* **ITEMS**:
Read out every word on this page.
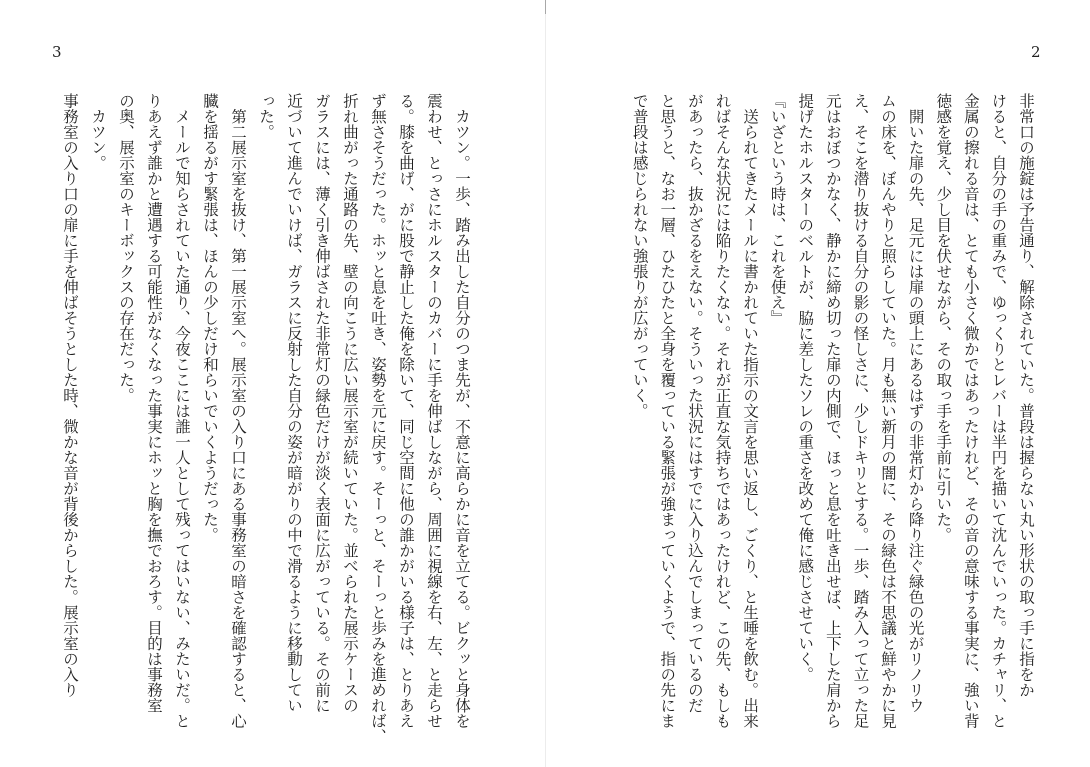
3
　カツン。一歩、踏み出した自分のつま先が、不意に高らかに音を立てる。ビクッと身体を
震わせ、とっさにホルスターのカバーに手を伸ばしながら、周囲に視線を右、左、と走らせ
る。膝を曲げ、がに股で静止した俺を除いて、同じ空間に他の誰かがいる様子は、とりあえ
ず無さそうだった。ホッと息を吐き、姿勢を元に戻す。そーっと、そーっと歩みを進めれば、
折れ曲がった通路の先、壁の向こうに広い展示室が続いていた。並べられた展示ケースの
ガラスには、薄く引き伸ばされた非常灯の緑色だけが淡く表面に広がっている。その前に
近づいて進んでいけば、ガラスに反射した自分の姿が暗がりの中で滑るように移動してい
った。
　第二展示室を抜け、第一展示室へ。展示室の入り口にある事務室の暗さを確認すると、心
臓を揺るがす緊張は、ほんの少しだけ和らいでいくようだった。
　メールで知らされていた通り、今夜ここには誰一人として残ってはいない、みたいだ。と
りあえず誰かと遭遇する可能性がなくなった事実にホッと胸を撫でおろす。目的は事務室
の奥、展示室のキーボックスの存在だった。
　カツン。
事務室の入り口の扉に手を伸ばそうとした時、微かな音が背後からした。展示室の入り
2
非常口の施錠は予告通り、解除されていた。普段は握らない丸い形状の取っ手に指をか
けると、自分の手の重みで、ゆっくりとレバーは半円を描いて沈んでいった。カチャリ、と
金属の擦れる音は、とても小さく微かではあったけれど、その音の意味する事実に、強い背
徳感を覚え、少し目を伏せながら、その取っ手を手前に引いた。
　開いた扉の先、足元には扉の頭上にあるはずの非常灯から降り注ぐ緑色の光がリノリウ
ムの床を、ぼんやりと照らしていた。月も無い新月の闇に、その緑色は不思議と鮮やかに見
え、そこを潜り抜ける自分の影の怪しさに、少しドキリとする。一歩、踏み入って立った足
元はおぼつかなく、静かに締め切った扉の内側で、ほっと息を吐き出せば、上下した肩から
提げたホルスターのベルトが、脇に差したソレの重さを改めて俺に感じさせていく。
『いざという時は、これを使え』
　送られてきたメールに書かれていた指示の文言を思い返し、ごくり、と生唾を飲む。出来
ればそんな状況には陥りたくない。それが正直な気持ちではあったけれど、この先、もしも
があったら、抜かざるをえない。そういった状況にはすでに入り込んでしまっているのだ
と思うと、なお一層、ひたひたと全身を覆っている緊張が強まっていくようで、指の先にま
で普段は感じられない強張りが広がっていく。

* **WHAT YOU WILL DO**:
Ignore the images and quote every line of the listing exactly.

* **THE RESULT**:
Read out every word on this page.
3
　カツン。一歩、踏み出した自分のつま先が、不意に高らかに音を立てる。ビクッと身体を
震わせ、とっさにホルスターのカバーに手を伸ばしながら、周囲に視線を右、左、と走らせ
る。膝を曲げ、がに股で静止した俺を除いて、同じ空間に他の誰かがいる様子は、とりあえ
ず無さそうだった。ホッと息を吐き、姿勢を元に戻す。そーっと、そーっと歩みを進めれば、
折れ曲がった通路の先、壁の向こうに広い展示室が続いていた。並べられた展示ケースの
ガラスには、薄く引き伸ばされた非常灯の緑色だけが淡く表面に広がっている。その前に
近づいて進んでいけば、ガラスに反射した自分の姿が暗がりの中で滑るように移動してい
った。
　第二展示室を抜け、第一展示室へ。展示室の入り口にある事務室の暗さを確認すると、心
臓を揺るがす緊張は、ほんの少しだけ和らいでいくようだった。
　メールで知らされていた通り、今夜ここには誰一人として残ってはいない、みたいだ。と
りあえず誰かと遭遇する可能性がなくなった事実にホッと胸を撫でおろす。目的は事務室
の奥、展示室のキーボックスの存在だった。
　カツン。
事務室の入り口の扉に手を伸ばそうとした時、微かな音が背後からした。展示室の入り
2
非常口の施錠は予告通り、解除されていた。普段は握らない丸い形状の取っ手に指をか
けると、自分の手の重みで、ゆっくりとレバーは半円を描いて沈んでいった。カチャリ、と
金属の擦れる音は、とても小さく微かではあったけれど、その音の意味する事実に、強い背
徳感を覚え、少し目を伏せながら、その取っ手を手前に引いた。
　開いた扉の先、足元には扉の頭上にあるはずの非常灯から降り注ぐ緑色の光がリノリウ
ムの床を、ぼんやりと照らしていた。月も無い新月の闇に、その緑色は不思議と鮮やかに見
え、そこを潜り抜ける自分の影の怪しさに、少しドキリとする。一歩、踏み入って立った足
元はおぼつかなく、静かに締め切った扉の内側で、ほっと息を吐き出せば、上下した肩から
提げたホルスターのベルトが、脇に差したソレの重さを改めて俺に感じさせていく。
『いざという時は、これを使え』
　送られてきたメールに書かれていた指示の文言を思い返し、ごくり、と生唾を飲む。出来
ればそんな状況には陥りたくない。それが正直な気持ちではあったけれど、この先、もしも
があったら、抜かざるをえない。そういった状況にはすでに入り込んでしまっているのだ
と思うと、なお一層、ひたひたと全身を覆っている緊張が強まっていくようで、指の先にま
で普段は感じられない強張りが広がっていく。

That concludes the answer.